> **TASK TO CARRY OUT**
Reproduce the rows from the very first one through the line containing "813, 1307, 856]", with both included, character for character.

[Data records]
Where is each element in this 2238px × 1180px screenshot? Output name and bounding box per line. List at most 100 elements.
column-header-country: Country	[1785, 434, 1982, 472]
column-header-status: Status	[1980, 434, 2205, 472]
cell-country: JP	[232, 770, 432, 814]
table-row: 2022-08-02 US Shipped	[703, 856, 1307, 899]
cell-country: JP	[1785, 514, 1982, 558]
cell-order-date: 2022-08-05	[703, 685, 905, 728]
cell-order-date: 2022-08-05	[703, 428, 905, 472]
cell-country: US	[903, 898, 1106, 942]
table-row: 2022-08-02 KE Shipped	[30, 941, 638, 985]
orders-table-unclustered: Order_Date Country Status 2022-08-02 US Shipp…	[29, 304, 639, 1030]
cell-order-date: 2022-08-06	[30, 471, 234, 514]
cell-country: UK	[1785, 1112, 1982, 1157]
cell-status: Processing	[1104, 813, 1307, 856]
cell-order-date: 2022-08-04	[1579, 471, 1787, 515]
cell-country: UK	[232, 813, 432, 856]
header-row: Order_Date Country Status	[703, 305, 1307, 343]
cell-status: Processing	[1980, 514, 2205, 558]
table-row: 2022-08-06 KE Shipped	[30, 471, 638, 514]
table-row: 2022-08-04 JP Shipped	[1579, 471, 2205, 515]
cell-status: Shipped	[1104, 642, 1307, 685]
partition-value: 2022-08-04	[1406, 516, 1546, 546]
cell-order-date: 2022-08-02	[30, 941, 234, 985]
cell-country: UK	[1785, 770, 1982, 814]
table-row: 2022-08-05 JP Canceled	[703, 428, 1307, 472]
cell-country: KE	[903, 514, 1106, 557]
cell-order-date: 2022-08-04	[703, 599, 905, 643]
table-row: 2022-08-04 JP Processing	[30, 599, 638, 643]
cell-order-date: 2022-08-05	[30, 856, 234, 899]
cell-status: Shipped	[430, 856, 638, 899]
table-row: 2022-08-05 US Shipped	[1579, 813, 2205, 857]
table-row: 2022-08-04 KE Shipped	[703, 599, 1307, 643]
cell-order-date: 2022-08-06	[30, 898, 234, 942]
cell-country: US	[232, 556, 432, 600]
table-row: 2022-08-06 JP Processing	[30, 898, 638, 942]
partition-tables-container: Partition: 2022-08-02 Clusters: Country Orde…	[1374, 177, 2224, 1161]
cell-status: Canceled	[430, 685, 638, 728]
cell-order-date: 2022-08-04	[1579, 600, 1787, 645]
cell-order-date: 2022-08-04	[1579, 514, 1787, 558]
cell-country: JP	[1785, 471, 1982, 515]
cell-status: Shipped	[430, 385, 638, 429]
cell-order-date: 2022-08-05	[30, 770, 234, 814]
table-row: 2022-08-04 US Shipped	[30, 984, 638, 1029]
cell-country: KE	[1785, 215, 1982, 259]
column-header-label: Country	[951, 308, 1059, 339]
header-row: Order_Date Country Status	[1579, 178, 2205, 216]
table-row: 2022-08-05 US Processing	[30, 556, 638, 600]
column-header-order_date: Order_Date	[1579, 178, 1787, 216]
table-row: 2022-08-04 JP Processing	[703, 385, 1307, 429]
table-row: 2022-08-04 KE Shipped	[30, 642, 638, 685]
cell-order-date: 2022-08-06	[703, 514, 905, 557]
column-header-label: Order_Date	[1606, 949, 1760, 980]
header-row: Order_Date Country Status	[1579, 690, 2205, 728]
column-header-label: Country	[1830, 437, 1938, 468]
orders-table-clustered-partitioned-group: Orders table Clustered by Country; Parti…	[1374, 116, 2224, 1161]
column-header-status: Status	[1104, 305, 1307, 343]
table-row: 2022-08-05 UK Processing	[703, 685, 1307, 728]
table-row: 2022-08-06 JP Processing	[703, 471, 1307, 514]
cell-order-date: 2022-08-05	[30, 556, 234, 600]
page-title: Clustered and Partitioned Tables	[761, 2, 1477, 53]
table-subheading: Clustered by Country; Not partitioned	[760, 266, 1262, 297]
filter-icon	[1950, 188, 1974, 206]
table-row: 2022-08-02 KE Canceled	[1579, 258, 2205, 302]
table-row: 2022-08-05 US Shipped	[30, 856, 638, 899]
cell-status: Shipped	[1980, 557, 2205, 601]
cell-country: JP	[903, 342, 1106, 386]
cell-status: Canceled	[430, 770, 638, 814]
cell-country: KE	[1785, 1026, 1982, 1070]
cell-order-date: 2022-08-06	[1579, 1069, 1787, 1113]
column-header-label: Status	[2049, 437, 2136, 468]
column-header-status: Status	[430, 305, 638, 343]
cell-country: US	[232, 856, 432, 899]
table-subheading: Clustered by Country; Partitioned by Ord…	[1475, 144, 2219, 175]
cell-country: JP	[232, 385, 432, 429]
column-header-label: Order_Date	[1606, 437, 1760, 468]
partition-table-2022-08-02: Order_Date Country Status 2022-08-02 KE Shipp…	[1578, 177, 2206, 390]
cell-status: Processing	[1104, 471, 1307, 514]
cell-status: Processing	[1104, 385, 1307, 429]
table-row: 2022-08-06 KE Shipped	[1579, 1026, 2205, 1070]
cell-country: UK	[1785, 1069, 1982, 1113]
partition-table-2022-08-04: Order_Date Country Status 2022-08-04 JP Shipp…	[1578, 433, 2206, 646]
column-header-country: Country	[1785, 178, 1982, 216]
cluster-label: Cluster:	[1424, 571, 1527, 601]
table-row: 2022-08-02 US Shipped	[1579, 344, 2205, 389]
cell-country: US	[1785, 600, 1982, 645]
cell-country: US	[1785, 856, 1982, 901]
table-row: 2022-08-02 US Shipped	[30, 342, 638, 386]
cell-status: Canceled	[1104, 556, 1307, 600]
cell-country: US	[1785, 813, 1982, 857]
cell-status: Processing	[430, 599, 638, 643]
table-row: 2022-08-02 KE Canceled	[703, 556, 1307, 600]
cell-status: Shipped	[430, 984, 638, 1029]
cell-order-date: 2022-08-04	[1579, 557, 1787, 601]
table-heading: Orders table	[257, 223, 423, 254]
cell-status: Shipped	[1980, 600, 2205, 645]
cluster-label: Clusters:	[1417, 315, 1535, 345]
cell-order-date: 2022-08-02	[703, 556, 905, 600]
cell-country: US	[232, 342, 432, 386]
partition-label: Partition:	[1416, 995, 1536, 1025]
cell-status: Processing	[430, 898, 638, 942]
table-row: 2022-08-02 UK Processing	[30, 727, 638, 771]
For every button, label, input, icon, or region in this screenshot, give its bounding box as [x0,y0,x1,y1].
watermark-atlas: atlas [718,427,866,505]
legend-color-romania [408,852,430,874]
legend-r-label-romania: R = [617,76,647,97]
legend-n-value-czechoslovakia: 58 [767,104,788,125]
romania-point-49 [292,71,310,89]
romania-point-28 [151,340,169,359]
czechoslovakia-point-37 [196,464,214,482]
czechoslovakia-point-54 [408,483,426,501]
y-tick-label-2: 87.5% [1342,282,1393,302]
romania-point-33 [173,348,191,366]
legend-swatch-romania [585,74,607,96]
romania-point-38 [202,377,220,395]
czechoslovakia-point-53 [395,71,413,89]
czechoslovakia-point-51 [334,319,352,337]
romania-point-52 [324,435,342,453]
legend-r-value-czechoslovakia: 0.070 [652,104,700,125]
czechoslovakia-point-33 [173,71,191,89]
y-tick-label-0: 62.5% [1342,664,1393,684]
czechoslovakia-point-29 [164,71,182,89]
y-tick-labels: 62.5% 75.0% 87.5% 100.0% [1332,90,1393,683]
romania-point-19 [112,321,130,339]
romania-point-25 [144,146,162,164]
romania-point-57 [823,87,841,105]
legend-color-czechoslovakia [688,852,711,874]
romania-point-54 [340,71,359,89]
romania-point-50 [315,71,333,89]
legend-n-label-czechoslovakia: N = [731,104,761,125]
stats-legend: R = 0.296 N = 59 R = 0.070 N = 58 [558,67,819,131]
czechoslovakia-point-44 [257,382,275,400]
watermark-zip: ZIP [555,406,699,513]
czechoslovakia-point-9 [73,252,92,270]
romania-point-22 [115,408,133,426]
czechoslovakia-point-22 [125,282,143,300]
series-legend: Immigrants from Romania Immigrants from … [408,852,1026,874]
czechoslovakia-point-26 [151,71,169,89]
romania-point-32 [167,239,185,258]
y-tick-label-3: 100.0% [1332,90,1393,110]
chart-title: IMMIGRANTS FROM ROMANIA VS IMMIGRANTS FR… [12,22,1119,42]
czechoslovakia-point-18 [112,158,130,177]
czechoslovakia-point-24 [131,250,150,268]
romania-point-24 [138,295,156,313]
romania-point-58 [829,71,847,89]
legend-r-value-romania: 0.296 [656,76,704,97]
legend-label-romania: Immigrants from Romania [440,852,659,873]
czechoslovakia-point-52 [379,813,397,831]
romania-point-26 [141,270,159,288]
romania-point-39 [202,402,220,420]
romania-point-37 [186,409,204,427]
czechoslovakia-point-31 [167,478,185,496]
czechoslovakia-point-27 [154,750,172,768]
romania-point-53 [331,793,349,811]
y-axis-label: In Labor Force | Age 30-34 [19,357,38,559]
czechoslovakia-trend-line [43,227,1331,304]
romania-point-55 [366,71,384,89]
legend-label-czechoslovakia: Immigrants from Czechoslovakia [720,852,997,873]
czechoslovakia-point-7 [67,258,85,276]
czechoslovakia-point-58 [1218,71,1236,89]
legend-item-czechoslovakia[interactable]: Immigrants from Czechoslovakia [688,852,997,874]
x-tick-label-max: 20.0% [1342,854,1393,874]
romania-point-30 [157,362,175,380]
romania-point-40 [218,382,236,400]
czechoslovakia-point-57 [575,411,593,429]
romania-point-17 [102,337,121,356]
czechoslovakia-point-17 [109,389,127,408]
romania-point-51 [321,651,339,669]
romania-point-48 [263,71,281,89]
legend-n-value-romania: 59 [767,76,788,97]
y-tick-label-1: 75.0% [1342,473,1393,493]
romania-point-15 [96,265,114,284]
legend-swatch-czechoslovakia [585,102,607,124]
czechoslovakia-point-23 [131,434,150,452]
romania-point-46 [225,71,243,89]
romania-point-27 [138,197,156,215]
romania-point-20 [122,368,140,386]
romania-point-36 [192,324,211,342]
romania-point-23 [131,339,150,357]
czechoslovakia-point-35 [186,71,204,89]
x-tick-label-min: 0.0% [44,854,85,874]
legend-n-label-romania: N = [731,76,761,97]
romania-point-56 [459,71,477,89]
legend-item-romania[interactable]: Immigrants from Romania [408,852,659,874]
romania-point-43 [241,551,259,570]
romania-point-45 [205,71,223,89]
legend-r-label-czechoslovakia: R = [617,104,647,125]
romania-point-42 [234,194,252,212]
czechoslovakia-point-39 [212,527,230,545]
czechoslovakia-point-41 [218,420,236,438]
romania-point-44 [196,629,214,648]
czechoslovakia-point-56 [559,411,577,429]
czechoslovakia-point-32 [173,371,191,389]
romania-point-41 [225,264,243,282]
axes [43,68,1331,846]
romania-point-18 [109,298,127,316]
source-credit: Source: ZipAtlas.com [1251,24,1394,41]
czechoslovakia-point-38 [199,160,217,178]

> **RESULT OF THIS TASK**
Where is each element in this 2238px × 1180px screenshot? Output name and bounding box per line. List at most 100 elements.
column-header-country: Country	[1785, 434, 1982, 472]
column-header-status: Status	[1980, 434, 2205, 472]
cell-country: JP	[232, 770, 432, 814]
table-row: 2022-08-02 US Shipped	[703, 856, 1307, 899]
cell-country: JP	[1785, 514, 1982, 558]
cell-order-date: 2022-08-05	[703, 685, 905, 728]
cell-order-date: 2022-08-05	[703, 428, 905, 472]
cell-country: US	[903, 898, 1106, 942]
table-row: 2022-08-02 KE Shipped	[30, 941, 638, 985]
orders-table-unclustered: Order_Date Country Status 2022-08-02 US Shipp…	[29, 304, 639, 1030]
cell-order-date: 2022-08-06	[30, 471, 234, 514]
cell-country: UK	[1785, 1112, 1982, 1157]
cell-status: Processing	[1104, 813, 1307, 856]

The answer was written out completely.